> **WORK REQUIRED**: Copy out the listing exactly.

Data records
begin
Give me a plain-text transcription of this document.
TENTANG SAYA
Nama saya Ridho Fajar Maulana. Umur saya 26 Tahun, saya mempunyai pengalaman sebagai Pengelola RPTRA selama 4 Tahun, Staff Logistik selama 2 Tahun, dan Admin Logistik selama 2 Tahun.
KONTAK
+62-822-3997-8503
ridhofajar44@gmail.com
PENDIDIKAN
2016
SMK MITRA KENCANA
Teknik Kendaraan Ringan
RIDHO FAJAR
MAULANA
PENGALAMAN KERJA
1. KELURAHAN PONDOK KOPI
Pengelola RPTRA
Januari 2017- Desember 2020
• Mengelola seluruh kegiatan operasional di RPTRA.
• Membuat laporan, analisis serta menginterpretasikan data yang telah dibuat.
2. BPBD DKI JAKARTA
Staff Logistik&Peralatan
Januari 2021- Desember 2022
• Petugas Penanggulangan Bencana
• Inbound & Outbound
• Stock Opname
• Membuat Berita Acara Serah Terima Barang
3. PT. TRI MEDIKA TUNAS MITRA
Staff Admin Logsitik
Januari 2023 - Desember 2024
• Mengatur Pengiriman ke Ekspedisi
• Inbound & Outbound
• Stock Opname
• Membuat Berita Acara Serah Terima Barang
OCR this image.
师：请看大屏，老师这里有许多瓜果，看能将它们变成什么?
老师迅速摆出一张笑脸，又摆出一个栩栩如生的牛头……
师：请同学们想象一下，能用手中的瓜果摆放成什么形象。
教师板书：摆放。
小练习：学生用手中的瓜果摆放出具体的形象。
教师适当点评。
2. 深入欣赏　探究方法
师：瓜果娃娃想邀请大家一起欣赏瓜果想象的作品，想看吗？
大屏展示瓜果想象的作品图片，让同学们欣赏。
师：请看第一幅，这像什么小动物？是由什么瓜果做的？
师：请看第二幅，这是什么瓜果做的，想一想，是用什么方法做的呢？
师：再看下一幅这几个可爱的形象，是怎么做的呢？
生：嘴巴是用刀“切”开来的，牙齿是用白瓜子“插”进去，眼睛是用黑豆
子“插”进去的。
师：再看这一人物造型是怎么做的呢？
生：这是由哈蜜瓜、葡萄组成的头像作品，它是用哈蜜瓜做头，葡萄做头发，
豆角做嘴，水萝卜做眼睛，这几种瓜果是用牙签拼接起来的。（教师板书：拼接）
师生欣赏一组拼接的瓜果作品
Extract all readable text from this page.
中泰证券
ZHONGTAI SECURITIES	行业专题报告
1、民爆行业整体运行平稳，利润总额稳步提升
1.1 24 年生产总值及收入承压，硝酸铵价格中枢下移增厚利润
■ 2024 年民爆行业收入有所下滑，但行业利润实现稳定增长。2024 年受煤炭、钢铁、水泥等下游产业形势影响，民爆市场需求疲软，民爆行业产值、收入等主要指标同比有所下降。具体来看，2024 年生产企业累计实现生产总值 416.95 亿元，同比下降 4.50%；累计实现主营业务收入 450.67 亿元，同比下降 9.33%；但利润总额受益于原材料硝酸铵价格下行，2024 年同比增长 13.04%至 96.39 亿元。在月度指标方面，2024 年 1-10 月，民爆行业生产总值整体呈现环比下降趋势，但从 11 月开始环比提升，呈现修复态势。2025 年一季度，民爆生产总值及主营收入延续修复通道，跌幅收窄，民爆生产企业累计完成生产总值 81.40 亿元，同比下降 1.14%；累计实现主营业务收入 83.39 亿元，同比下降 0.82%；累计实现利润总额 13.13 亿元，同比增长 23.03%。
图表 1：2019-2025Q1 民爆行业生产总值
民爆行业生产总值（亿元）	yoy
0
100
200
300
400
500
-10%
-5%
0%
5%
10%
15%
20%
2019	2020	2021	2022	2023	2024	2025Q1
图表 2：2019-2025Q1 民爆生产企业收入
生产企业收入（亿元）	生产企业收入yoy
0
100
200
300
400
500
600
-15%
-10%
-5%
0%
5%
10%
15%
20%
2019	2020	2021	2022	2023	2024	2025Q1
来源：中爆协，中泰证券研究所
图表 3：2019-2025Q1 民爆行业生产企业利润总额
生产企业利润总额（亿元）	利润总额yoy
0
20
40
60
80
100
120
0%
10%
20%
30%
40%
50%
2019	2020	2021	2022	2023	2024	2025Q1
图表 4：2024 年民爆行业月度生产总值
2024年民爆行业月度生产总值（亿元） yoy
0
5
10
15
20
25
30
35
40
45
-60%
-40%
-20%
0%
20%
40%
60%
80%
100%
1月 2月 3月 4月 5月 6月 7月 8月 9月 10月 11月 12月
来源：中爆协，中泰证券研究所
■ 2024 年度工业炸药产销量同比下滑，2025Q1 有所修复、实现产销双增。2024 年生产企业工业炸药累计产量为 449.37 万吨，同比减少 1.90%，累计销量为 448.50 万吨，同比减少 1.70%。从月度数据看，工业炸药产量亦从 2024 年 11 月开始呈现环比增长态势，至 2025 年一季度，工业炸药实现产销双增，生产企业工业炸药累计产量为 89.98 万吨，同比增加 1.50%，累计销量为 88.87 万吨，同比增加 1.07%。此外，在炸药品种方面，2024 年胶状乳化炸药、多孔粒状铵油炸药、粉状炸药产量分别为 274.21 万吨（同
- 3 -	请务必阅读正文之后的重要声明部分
end
> **ANSWER TO THIS TASK**:
Give me a plain-text transcription of this document.
TENTANG SAYA
Nama saya Ridho Fajar Maulana. Umur saya 26 Tahun, saya mempunyai pengalaman sebagai Pengelola RPTRA selama 4 Tahun, Staff Logistik selama 2 Tahun, dan Admin Logistik selama 2 Tahun.
KONTAK
+62-822-3997-8503
ridhofajar44@gmail.com
PENDIDIKAN
2016
SMK MITRA KENCANA
Teknik Kendaraan Ringan
RIDHO FAJAR
MAULANA
PENGALAMAN KERJA
1. KELURAHAN PONDOK KOPI
Pengelola RPTRA
Januari 2017- Desember 2020
• Mengelola seluruh kegiatan operasional di RPTRA.
• Membuat laporan, analisis serta menginterpretasikan data yang telah dibuat.
2. BPBD DKI JAKARTA
Staff Logistik&Peralatan
Januari 2021- Desember 2022
• Petugas Penanggulangan Bencana
• Inbound & Outbound
• Stock Opname
• Membuat Berita Acara Serah Terima Barang
3. PT. TRI MEDIKA TUNAS MITRA
Staff Admin Logsitik
Januari 2023 - Desember 2024
• Mengatur Pengiriman ke Ekspedisi
• Inbound & Outbound
• Stock Opname
• Membuat Berita Acara Serah Terima Barang
OCR this image.
师：请看大屏，老师这里有许多瓜果，看能将它们变成什么?
老师迅速摆出一张笑脸，又摆出一个栩栩如生的牛头……
师：请同学们想象一下，能用手中的瓜果摆放成什么形象。
教师板书：摆放。
小练习：学生用手中的瓜果摆放出具体的形象。
教师适当点评。
2. 深入欣赏　探究方法
师：瓜果娃娃想邀请大家一起欣赏瓜果想象的作品，想看吗？
大屏展示瓜果想象的作品图片，让同学们欣赏。
师：请看第一幅，这像什么小动物？是由什么瓜果做的？
师：请看第二幅，这是什么瓜果做的，想一想，是用什么方法做的呢？
师：再看下一幅这几个可爱的形象，是怎么做的呢？
生：嘴巴是用刀“切”开来的，牙齿是用白瓜子“插”进去，眼睛是用黑豆
子“插”进去的。
师：再看这一人物造型是怎么做的呢？
生：这是由哈蜜瓜、葡萄组成的头像作品，它是用哈蜜瓜做头，葡萄做头发，
豆角做嘴，水萝卜做眼睛，这几种瓜果是用牙签拼接起来的。（教师板书：拼接）
师生欣赏一组拼接的瓜果作品
Extract all readable text from this page.
中泰证券
ZHONGTAI SECURITIES	行业专题报告
1、民爆行业整体运行平稳，利润总额稳步提升
1.1 24 年生产总值及收入承压，硝酸铵价格中枢下移增厚利润
■ 2024 年民爆行业收入有所下滑，但行业利润实现稳定增长。2024 年受煤炭、钢铁、水泥等下游产业形势影响，民爆市场需求疲软，民爆行业产值、收入等主要指标同比有所下降。具体来看，2024 年生产企业累计实现生产总值 416.95 亿元，同比下降 4.50%；累计实现主营业务收入 450.67 亿元，同比下降 9.33%；但利润总额受益于原材料硝酸铵价格下行，2024 年同比增长 13.04%至 96.39 亿元。在月度指标方面，2024 年 1-10 月，民爆行业生产总值整体呈现环比下降趋势，但从 11 月开始环比提升，呈现修复态势。2025 年一季度，民爆生产总值及主营收入延续修复通道，跌幅收窄，民爆生产企业累计完成生产总值 81.40 亿元，同比下降 1.14%；累计实现主营业务收入 83.39 亿元，同比下降 0.82%；累计实现利润总额 13.13 亿元，同比增长 23.03%。
图表 1：2019-2025Q1 民爆行业生产总值
民爆行业生产总值（亿元）	yoy
0
100
200
300
400
500
-10%
-5%
0%
5%
10%
15%
20%
2019	2020	2021	2022	2023	2024	2025Q1
图表 2：2019-2025Q1 民爆生产企业收入
生产企业收入（亿元）	生产企业收入yoy
0
100
200
300
400
500
600
-15%
-10%
-5%
0%
5%
10%
15%
20%
2019	2020	2021	2022	2023	2024	2025Q1
来源：中爆协，中泰证券研究所
图表 3：2019-2025Q1 民爆行业生产企业利润总额
生产企业利润总额（亿元）	利润总额yoy
0
20
40
60
80
100
120
0%
10%
20%
30%
40%
50%
2019	2020	2021	2022	2023	2024	2025Q1
图表 4：2024 年民爆行业月度生产总值
2024年民爆行业月度生产总值（亿元） yoy
0
5
10
15
20
25
30
35
40
45
-60%
-40%
-20%
0%
20%
40%
60%
80%
100%
1月 2月 3月 4月 5月 6月 7月 8月 9月 10月 11月 12月
来源：中爆协，中泰证券研究所
■ 2024 年度工业炸药产销量同比下滑，2025Q1 有所修复、实现产销双增。2024 年生产企业工业炸药累计产量为 449.37 万吨，同比减少 1.90%，累计销量为 448.50 万吨，同比减少 1.70%。从月度数据看，工业炸药产量亦从 2024 年 11 月开始呈现环比增长态势，至 2025 年一季度，工业炸药实现产销双增，生产企业工业炸药累计产量为 89.98 万吨，同比增加 1.50%，累计销量为 88.87 万吨，同比增加 1.07%。此外，在炸药品种方面，2024 年胶状乳化炸药、多孔粒状铵油炸药、粉状炸药产量分别为 274.21 万吨（同
- 3 -	请务必阅读正文之后的重要声明部分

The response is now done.